_Work to complete_
Can you restate the records below word for word?
········
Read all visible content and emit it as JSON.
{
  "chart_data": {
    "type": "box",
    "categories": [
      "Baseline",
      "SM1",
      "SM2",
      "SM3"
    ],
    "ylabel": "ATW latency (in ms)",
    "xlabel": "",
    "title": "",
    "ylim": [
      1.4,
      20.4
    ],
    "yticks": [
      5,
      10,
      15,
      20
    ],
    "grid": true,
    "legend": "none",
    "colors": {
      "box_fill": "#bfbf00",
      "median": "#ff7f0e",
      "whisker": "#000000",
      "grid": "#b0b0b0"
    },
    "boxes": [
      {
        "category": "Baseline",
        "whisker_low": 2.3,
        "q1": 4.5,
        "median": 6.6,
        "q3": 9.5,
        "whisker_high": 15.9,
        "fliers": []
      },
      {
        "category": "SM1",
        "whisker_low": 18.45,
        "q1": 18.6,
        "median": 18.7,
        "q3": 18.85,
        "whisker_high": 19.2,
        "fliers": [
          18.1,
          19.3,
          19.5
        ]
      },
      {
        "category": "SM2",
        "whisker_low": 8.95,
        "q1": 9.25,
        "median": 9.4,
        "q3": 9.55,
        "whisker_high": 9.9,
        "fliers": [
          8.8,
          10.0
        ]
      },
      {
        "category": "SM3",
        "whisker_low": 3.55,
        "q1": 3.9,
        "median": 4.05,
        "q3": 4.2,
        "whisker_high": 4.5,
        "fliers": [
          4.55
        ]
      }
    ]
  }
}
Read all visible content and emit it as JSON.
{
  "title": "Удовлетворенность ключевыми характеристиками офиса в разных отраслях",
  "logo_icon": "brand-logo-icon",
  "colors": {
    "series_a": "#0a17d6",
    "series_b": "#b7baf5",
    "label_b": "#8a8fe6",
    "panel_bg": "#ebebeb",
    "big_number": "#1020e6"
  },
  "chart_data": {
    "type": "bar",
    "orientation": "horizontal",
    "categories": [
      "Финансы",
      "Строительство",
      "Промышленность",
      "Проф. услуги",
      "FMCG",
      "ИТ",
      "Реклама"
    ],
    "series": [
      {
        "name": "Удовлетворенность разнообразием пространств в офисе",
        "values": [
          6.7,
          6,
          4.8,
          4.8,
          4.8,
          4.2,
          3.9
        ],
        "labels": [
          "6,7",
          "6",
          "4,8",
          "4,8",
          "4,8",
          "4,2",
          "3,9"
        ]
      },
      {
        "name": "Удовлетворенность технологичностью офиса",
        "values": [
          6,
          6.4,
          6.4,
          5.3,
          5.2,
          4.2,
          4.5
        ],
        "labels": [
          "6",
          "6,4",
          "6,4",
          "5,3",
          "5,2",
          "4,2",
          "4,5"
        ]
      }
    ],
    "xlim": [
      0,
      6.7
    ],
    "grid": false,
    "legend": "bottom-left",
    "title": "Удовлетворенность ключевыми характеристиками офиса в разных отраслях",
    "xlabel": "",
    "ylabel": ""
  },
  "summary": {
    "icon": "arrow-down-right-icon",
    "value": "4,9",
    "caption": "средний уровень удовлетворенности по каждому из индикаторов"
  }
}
········
_Task solution_
Read all visible content and emit it as JSON.
{
  "chart_data": {
    "type": "box",
    "categories": [
      "Baseline",
      "SM1",
      "SM2",
      "SM3"
    ],
    "ylabel": "ATW latency (in ms)",
    "xlabel": "",
    "title": "",
    "ylim": [
      1.4,
      20.4
    ],
    "yticks": [
      5,
      10,
      15,
      20
    ],
    "grid": true,
    "legend": "none",
    "colors": {
      "box_fill": "#bfbf00",
      "median": "#ff7f0e",
      "whisker": "#000000",
      "grid": "#b0b0b0"
    },
    "boxes": [
      {
        "category": "Baseline",
        "whisker_low": 2.3,
        "q1": 4.5,
        "median": 6.6,
        "q3": 9.5,
        "whisker_high": 15.9,
        "fliers": []
      },
      {
        "category": "SM1",
        "whisker_low": 18.45,
        "q1": 18.6,
        "median": 18.7,
        "q3": 18.85,
        "whisker_high": 19.2,
        "fliers": [
          18.1,
          19.3,
          19.5
        ]
      },
      {
        "category": "SM2",
        "whisker_low": 8.95,
        "q1": 9.25,
        "median": 9.4,
        "q3": 9.55,
        "whisker_high": 9.9,
        "fliers": [
          8.8,
          10.0
        ]
      },
      {
        "category": "SM3",
        "whisker_low": 3.55,
        "q1": 3.9,
        "median": 4.05,
        "q3": 4.2,
        "whisker_high": 4.5,
        "fliers": [
          4.55
        ]
      }
    ]
  }
}
Read all visible content and emit it as JSON.
{
  "title": "Удовлетворенность ключевыми характеристиками офиса в разных отраслях",
  "logo_icon": "brand-logo-icon",
  "colors": {
    "series_a": "#0a17d6",
    "series_b": "#b7baf5",
    "label_b": "#8a8fe6",
    "panel_bg": "#ebebeb",
    "big_number": "#1020e6"
  },
  "chart_data": {
    "type": "bar",
    "orientation": "horizontal",
    "categories": [
      "Финансы",
      "Строительство",
      "Промышленность",
      "Проф. услуги",
      "FMCG",
      "ИТ",
      "Реклама"
    ],
    "series": [
      {
        "name": "Удовлетворенность разнообразием пространств в офисе",
        "values": [
          6.7,
          6,
          4.8,
          4.8,
          4.8,
          4.2,
          3.9
        ],
        "labels": [
          "6,7",
          "6",
          "4,8",
          "4,8",
          "4,8",
          "4,2",
          "3,9"
        ]
      },
      {
        "name": "Удовлетворенность технологичностью офиса",
        "values": [
          6,
          6.4,
          6.4,
          5.3,
          5.2,
          4.2,
          4.5
        ],
        "labels": [
          "6",
          "6,4",
          "6,4",
          "5,3",
          "5,2",
          "4,2",
          "4,5"
        ]
      }
    ],
    "xlim": [
      0,
      6.7
    ],
    "grid": false,
    "legend": "bottom-left",
    "title": "Удовлетворенность ключевыми характеристиками офиса в разных отраслях",
    "xlabel": "",
    "ylabel": ""
  },
  "summary": {
    "icon": "arrow-down-right-icon",
    "value": "4,9",
    "caption": "средний уровень удовлетворенности по каждому из индикаторов"
  }
}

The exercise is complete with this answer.